__AIM__
Below are some records; work out how many of their lines contain "color" and give the number only.

Collected data entries:
— Start —

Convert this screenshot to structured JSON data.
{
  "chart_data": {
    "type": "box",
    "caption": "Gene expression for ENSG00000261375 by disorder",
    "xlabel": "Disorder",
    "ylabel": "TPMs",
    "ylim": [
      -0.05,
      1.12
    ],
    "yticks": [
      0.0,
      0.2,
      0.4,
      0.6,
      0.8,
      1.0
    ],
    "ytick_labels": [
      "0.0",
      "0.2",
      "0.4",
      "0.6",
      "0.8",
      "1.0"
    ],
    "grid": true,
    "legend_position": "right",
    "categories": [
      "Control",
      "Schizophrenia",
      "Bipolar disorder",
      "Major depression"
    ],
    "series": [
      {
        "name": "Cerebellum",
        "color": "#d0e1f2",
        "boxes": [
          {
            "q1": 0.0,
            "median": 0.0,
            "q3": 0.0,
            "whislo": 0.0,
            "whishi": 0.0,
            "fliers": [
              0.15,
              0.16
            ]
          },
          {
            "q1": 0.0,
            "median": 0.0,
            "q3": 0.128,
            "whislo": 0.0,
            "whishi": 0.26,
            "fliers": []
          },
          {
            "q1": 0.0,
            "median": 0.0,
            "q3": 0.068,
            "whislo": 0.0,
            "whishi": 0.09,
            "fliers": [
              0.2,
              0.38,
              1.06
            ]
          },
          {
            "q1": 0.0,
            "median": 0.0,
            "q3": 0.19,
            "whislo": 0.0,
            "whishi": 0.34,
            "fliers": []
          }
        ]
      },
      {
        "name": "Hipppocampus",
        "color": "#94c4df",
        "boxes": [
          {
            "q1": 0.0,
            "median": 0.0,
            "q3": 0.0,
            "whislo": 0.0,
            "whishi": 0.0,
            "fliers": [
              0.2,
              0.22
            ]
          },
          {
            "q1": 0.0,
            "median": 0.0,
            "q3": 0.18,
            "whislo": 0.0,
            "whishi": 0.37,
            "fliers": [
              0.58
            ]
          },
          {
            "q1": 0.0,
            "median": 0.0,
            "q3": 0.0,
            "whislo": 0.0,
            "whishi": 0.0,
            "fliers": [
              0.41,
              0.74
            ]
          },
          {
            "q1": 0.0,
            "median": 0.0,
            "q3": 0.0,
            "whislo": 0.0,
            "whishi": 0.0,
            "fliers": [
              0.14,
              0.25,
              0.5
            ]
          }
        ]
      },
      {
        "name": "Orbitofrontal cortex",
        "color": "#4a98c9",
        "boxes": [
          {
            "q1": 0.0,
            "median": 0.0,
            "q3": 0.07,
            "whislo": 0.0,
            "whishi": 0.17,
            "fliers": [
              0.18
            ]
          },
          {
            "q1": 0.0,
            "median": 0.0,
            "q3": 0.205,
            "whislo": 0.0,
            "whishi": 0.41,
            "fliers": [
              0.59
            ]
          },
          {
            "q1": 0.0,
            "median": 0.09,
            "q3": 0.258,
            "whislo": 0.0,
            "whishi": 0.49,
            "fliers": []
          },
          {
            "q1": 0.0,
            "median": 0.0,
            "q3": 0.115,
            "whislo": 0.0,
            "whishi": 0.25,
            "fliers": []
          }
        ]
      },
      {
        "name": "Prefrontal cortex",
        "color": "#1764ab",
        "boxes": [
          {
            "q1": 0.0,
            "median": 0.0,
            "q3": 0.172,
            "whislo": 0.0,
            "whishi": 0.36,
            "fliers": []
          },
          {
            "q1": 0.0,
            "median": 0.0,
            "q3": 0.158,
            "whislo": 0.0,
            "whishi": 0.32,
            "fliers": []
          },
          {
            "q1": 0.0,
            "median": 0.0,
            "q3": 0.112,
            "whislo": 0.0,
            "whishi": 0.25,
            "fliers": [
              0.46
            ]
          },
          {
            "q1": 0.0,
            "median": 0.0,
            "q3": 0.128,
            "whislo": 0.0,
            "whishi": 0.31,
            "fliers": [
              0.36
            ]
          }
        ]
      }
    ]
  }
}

— End —

__SOLVED PROBLEM__
4